• TASK:
Translate this sentence from the exascale storage article below into Spanish: "When it comes to advanced technologies at the high end of compute, networking, and storage, Lawrence Livermore National Laboratory is one of the world's pathfinding testbeds."

• EXCERPTED PASSAGE:
--- START ---

Blazing The Trail For Exascale Storage

When it comes to advanced technologies at the high end of compute, networking, and storage, Lawrence Livermore National Laboratory is one of the world’s pathfinding testbeds. Trying new things at scale is a big part of the mandate for the lab, which among other things, is the US Department of Energy’s site for running the simulations and models that manage the effectiveness of the US military’s nuclear weapons arsenal.

While Lawrence Livermore certainly has its fair share of capability-class supercomputers at the top of the Top 500 charts, the lab has a lot of different systems, which are used for both classified and unclassified work, and it has over 250 petabytes of storage that holds the data for these many systems. To get a sense of the size and scope of the storage systems in use at Lawrence Livermore, we had a long conversation recently with Robin Goldstone, HPC strategist in the Advanced Technologies Office at Lawrence Livermore.

--- END ---

• DATASET ROWS:
--- START ---

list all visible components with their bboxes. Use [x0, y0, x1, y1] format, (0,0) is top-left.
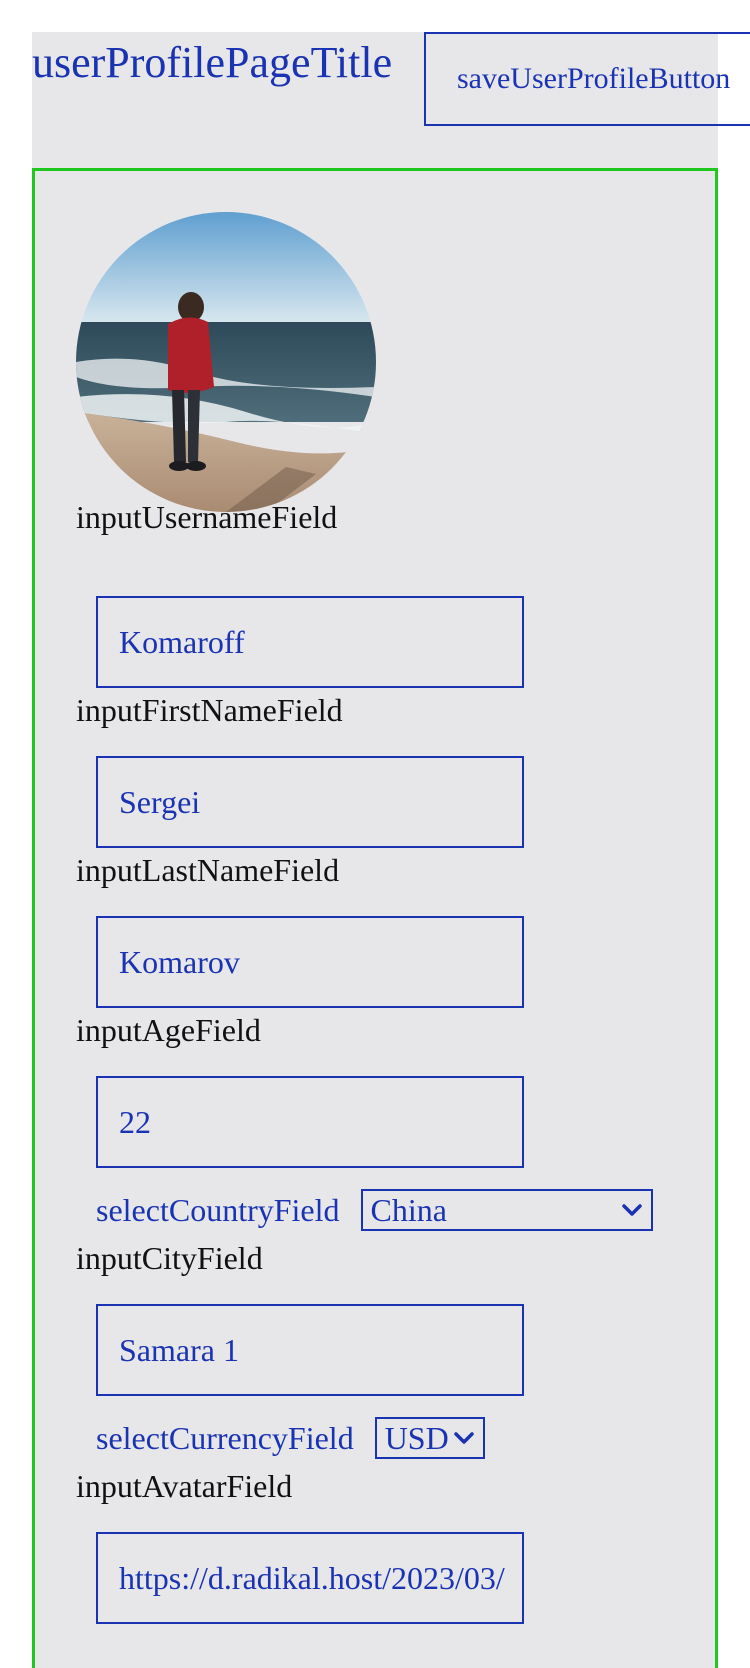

--- END ---
--- START ---

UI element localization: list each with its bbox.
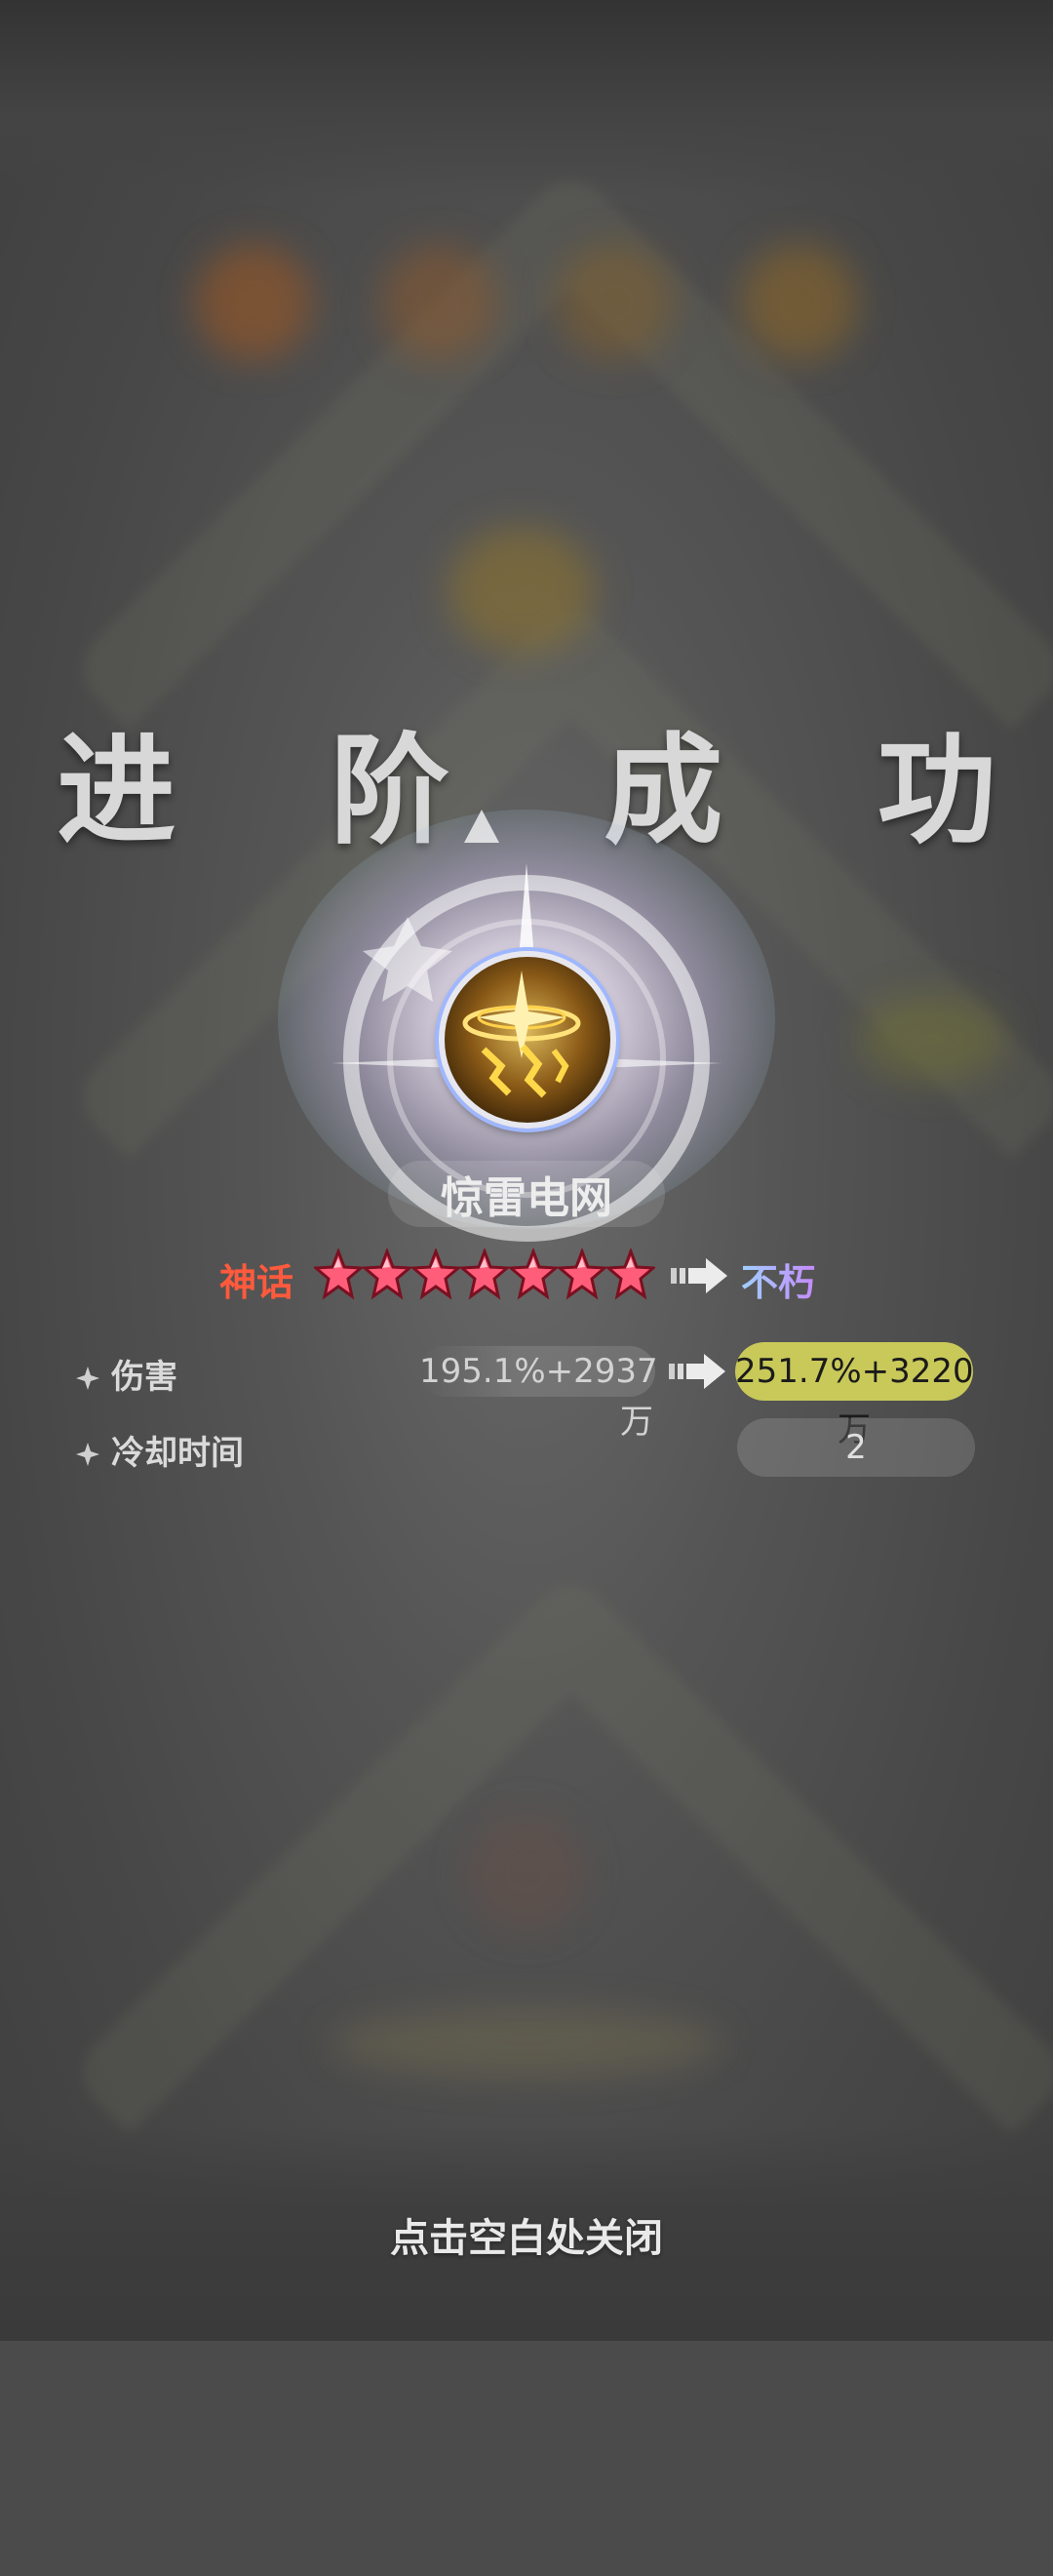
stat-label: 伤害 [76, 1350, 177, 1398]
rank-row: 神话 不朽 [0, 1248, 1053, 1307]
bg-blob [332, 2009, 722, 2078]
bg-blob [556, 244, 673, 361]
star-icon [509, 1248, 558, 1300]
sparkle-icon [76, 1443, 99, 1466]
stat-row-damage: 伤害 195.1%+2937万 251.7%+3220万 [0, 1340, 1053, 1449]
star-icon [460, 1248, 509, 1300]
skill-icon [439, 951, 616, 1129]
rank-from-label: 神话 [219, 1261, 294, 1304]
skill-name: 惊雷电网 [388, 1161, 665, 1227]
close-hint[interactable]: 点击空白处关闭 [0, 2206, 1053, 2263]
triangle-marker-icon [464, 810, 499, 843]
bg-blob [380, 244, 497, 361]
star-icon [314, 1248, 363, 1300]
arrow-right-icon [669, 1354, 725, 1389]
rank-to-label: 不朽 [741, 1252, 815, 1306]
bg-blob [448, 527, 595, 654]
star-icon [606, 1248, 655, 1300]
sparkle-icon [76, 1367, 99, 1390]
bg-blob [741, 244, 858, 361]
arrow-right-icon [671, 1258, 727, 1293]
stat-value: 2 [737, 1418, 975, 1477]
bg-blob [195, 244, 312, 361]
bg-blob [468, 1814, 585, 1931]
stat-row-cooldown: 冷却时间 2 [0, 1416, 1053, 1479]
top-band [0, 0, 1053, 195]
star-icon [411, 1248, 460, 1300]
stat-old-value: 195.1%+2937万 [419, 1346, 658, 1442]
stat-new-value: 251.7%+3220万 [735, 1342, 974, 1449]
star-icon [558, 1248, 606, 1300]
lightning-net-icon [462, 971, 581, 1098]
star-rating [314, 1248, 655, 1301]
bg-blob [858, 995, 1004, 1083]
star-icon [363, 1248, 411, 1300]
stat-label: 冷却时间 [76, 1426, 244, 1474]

--- END ---

• RESULT BELOW:
Cuando se trata de tecnologías avanzadas en la gama alta de la computación, las redes y el almacenamiento, el Laboratorio Nacional Lawrence Livermore es uno de los bancos de pruebas pioneros del mundo.